[Source data]
— start —
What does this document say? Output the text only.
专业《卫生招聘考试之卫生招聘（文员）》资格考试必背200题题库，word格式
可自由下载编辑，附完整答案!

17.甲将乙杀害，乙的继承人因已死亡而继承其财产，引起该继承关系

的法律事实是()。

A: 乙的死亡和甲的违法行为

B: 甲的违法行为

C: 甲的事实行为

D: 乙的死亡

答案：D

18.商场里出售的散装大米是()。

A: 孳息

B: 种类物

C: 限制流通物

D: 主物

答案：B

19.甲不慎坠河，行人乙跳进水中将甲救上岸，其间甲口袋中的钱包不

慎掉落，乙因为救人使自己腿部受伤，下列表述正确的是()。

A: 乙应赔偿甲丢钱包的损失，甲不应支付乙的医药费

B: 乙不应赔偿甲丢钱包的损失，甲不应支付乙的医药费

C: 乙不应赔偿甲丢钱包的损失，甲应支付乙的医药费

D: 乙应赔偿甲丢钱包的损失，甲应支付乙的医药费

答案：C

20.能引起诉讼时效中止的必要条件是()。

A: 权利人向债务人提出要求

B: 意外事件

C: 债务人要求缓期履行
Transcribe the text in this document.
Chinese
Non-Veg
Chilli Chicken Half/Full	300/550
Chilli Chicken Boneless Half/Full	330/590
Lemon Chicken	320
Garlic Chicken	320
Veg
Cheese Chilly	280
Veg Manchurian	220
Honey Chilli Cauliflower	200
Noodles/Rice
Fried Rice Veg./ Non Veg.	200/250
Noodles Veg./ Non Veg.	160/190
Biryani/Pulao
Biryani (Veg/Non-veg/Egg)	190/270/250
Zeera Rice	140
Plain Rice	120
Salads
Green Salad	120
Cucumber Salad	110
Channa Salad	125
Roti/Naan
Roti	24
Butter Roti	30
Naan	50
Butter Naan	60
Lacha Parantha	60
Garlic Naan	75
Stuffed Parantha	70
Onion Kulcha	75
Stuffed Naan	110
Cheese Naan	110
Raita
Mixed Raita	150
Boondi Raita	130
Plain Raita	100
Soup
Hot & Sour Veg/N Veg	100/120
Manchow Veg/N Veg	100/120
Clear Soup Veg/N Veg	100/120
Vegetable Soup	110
— end —
EXERCISE BRIEF
Report the number of lines holding the string "乙不应赔偿甲丢钱包的损失", without any other words.

THE ANSWER
2